• **Work instructions**
Return each line of the listing below, unchanged, and omit the images.

>>

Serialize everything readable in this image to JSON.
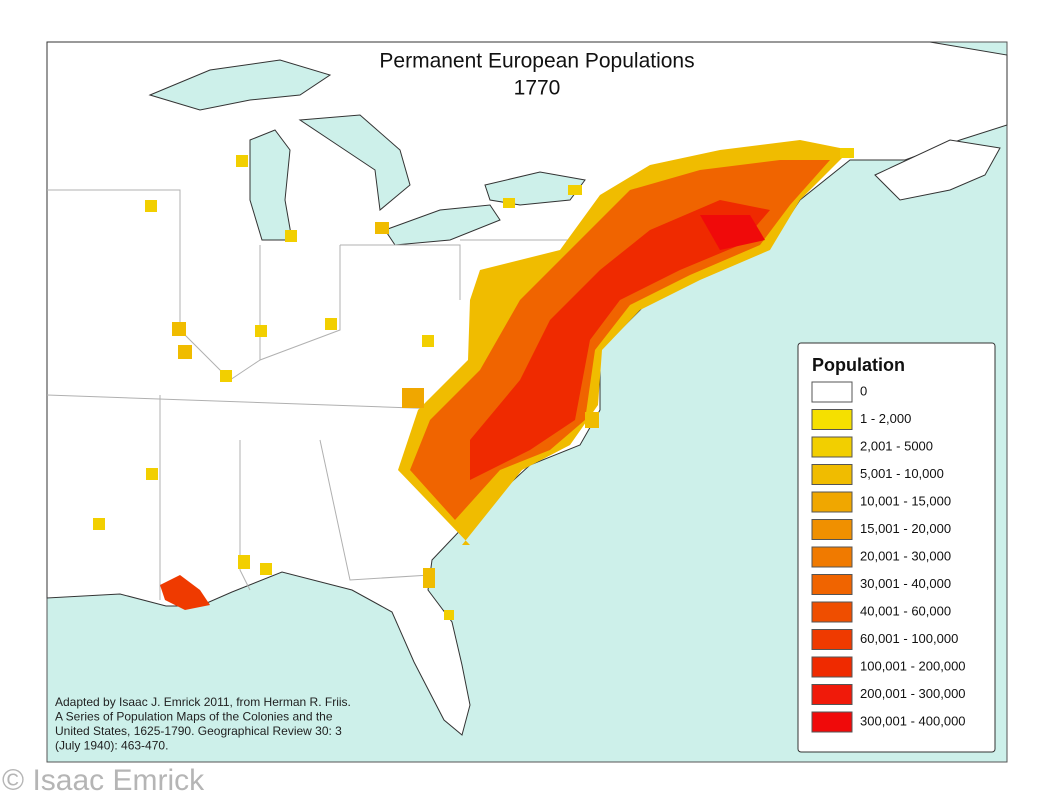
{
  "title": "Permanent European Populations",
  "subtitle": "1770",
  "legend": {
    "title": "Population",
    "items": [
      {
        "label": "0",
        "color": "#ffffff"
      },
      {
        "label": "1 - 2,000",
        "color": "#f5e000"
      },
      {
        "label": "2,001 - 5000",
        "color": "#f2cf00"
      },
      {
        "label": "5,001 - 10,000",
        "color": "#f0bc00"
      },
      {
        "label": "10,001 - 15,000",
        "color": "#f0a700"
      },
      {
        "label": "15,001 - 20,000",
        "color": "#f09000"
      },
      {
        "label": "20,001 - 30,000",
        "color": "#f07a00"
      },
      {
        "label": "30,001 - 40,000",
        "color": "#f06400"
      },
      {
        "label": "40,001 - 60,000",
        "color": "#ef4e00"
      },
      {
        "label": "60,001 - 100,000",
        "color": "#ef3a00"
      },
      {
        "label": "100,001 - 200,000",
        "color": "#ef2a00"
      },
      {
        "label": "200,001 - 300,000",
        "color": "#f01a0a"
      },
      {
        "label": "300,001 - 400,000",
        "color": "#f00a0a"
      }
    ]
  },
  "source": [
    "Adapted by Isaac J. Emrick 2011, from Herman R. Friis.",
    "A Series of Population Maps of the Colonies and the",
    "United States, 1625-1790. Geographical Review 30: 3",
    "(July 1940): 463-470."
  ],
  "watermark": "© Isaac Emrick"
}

<<

• **Solution to this problem**
Serialize everything readable in this image to JSON.
{
  "title": "Permanent European Populations",
  "subtitle": "1770",
  "legend": {
    "title": "Population",
    "items": [
      {
        "label": "0",
        "color": "#ffffff"
      },
      {
        "label": "1 - 2,000",
        "color": "#f5e000"
      },
      {
        "label": "2,001 - 5000",
        "color": "#f2cf00"
      },
      {
        "label": "5,001 - 10,000",
        "color": "#f0bc00"
      },
      {
        "label": "10,001 - 15,000",
        "color": "#f0a700"
      },
      {
        "label": "15,001 - 20,000",
        "color": "#f09000"
      },
      {
        "label": "20,001 - 30,000",
        "color": "#f07a00"
      },
      {
        "label": "30,001 - 40,000",
        "color": "#f06400"
      },
      {
        "label": "40,001 - 60,000",
        "color": "#ef4e00"
      },
      {
        "label": "60,001 - 100,000",
        "color": "#ef3a00"
      },
      {
        "label": "100,001 - 200,000",
        "color": "#ef2a00"
      },
      {
        "label": "200,001 - 300,000",
        "color": "#f01a0a"
      },
      {
        "label": "300,001 - 400,000",
        "color": "#f00a0a"
      }
    ]
  },
  "source": [
    "Adapted by Isaac J. Emrick 2011, from Herman R. Friis.",
    "A Series of Population Maps of the Colonies and the",
    "United States, 1625-1790. Geographical Review 30: 3",
    "(July 1940): 463-470."
  ],
  "watermark": "© Isaac Emrick"
}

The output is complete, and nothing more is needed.